→ To be done
Extract all of the entries and set them down verbatim.

Dataset records
* Start *
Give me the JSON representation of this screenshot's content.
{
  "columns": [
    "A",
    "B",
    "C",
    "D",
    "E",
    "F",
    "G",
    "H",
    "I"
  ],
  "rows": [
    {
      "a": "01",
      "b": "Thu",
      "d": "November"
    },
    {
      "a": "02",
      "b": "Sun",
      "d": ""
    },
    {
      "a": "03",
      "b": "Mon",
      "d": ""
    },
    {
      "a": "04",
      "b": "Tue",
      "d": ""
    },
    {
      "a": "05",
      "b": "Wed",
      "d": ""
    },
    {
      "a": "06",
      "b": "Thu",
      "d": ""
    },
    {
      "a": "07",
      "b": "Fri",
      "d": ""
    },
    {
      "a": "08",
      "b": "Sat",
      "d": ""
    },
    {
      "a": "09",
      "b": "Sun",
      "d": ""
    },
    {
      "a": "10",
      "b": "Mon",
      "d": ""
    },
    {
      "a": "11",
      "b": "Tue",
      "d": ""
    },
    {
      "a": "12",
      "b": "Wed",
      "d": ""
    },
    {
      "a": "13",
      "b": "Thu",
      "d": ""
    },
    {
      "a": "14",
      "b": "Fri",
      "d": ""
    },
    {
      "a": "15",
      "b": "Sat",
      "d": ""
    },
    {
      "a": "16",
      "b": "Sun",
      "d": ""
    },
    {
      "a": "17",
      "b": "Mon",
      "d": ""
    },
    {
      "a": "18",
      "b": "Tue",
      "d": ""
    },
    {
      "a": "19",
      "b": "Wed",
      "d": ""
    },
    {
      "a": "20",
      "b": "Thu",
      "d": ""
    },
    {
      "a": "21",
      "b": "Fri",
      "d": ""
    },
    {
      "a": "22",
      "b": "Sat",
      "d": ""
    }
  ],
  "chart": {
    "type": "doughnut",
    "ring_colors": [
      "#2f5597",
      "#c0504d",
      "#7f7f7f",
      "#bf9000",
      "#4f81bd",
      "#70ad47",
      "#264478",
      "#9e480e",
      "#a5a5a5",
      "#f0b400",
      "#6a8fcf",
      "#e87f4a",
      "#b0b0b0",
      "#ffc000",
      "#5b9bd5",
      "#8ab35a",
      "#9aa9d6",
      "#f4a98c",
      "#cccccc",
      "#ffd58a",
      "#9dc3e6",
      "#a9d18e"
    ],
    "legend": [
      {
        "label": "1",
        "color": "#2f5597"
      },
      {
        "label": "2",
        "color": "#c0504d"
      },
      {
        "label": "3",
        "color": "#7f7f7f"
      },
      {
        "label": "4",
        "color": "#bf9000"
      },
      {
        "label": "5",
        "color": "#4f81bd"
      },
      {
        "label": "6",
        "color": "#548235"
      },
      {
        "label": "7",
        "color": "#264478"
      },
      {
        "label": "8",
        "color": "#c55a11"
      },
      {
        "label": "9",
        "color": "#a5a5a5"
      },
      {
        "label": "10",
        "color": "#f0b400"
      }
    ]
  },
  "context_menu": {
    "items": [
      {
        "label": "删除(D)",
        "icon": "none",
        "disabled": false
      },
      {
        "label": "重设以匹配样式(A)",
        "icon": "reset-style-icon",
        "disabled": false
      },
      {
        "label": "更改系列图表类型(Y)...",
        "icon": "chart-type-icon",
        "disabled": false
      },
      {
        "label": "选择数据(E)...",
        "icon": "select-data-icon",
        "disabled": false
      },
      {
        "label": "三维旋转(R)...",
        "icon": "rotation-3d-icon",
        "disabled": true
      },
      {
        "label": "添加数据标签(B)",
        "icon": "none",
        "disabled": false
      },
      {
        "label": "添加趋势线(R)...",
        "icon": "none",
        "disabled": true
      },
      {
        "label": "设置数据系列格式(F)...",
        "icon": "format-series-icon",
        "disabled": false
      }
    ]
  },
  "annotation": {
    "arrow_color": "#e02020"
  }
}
* End *
→ Result for this task
Give me the JSON representation of this screenshot's content.
{
  "columns": [
    "A",
    "B",
    "C",
    "D",
    "E",
    "F",
    "G",
    "H",
    "I"
  ],
  "rows": [
    {
      "a": "01",
      "b": "Thu",
      "d": "November"
    },
    {
      "a": "02",
      "b": "Sun",
      "d": ""
    },
    {
      "a": "03",
      "b": "Mon",
      "d": ""
    },
    {
      "a": "04",
      "b": "Tue",
      "d": ""
    },
    {
      "a": "05",
      "b": "Wed",
      "d": ""
    },
    {
      "a": "06",
      "b": "Thu",
      "d": ""
    },
    {
      "a": "07",
      "b": "Fri",
      "d": ""
    },
    {
      "a": "08",
      "b": "Sat",
      "d": ""
    },
    {
      "a": "09",
      "b": "Sun",
      "d": ""
    },
    {
      "a": "10",
      "b": "Mon",
      "d": ""
    },
    {
      "a": "11",
      "b": "Tue",
      "d": ""
    },
    {
      "a": "12",
      "b": "Wed",
      "d": ""
    },
    {
      "a": "13",
      "b": "Thu",
      "d": ""
    },
    {
      "a": "14",
      "b": "Fri",
      "d": ""
    },
    {
      "a": "15",
      "b": "Sat",
      "d": ""
    },
    {
      "a": "16",
      "b": "Sun",
      "d": ""
    },
    {
      "a": "17",
      "b": "Mon",
      "d": ""
    },
    {
      "a": "18",
      "b": "Tue",
      "d": ""
    },
    {
      "a": "19",
      "b": "Wed",
      "d": ""
    },
    {
      "a": "20",
      "b": "Thu",
      "d": ""
    },
    {
      "a": "21",
      "b": "Fri",
      "d": ""
    },
    {
      "a": "22",
      "b": "Sat",
      "d": ""
    }
  ],
  "chart": {
    "type": "doughnut",
    "ring_colors": [
      "#2f5597",
      "#c0504d",
      "#7f7f7f",
      "#bf9000",
      "#4f81bd",
      "#70ad47",
      "#264478",
      "#9e480e",
      "#a5a5a5",
      "#f0b400",
      "#6a8fcf",
      "#e87f4a",
      "#b0b0b0",
      "#ffc000",
      "#5b9bd5",
      "#8ab35a",
      "#9aa9d6",
      "#f4a98c",
      "#cccccc",
      "#ffd58a",
      "#9dc3e6",
      "#a9d18e"
    ],
    "legend": [
      {
        "label": "1",
        "color": "#2f5597"
      },
      {
        "label": "2",
        "color": "#c0504d"
      },
      {
        "label": "3",
        "color": "#7f7f7f"
      },
      {
        "label": "4",
        "color": "#bf9000"
      },
      {
        "label": "5",
        "color": "#4f81bd"
      },
      {
        "label": "6",
        "color": "#548235"
      },
      {
        "label": "7",
        "color": "#264478"
      },
      {
        "label": "8",
        "color": "#c55a11"
      },
      {
        "label": "9",
        "color": "#a5a5a5"
      },
      {
        "label": "10",
        "color": "#f0b400"
      }
    ]
  },
  "context_menu": {
    "items": [
      {
        "label": "删除(D)",
        "icon": "none",
        "disabled": false
      },
      {
        "label": "重设以匹配样式(A)",
        "icon": "reset-style-icon",
        "disabled": false
      },
      {
        "label": "更改系列图表类型(Y)...",
        "icon": "chart-type-icon",
        "disabled": false
      },
      {
        "label": "选择数据(E)...",
        "icon": "select-data-icon",
        "disabled": false
      },
      {
        "label": "三维旋转(R)...",
        "icon": "rotation-3d-icon",
        "disabled": true
      },
      {
        "label": "添加数据标签(B)",
        "icon": "none",
        "disabled": false
      },
      {
        "label": "添加趋势线(R)...",
        "icon": "none",
        "disabled": true
      },
      {
        "label": "设置数据系列格式(F)...",
        "icon": "format-series-icon",
        "disabled": false
      }
    ]
  },
  "annotation": {
    "arrow_color": "#e02020"
  }
}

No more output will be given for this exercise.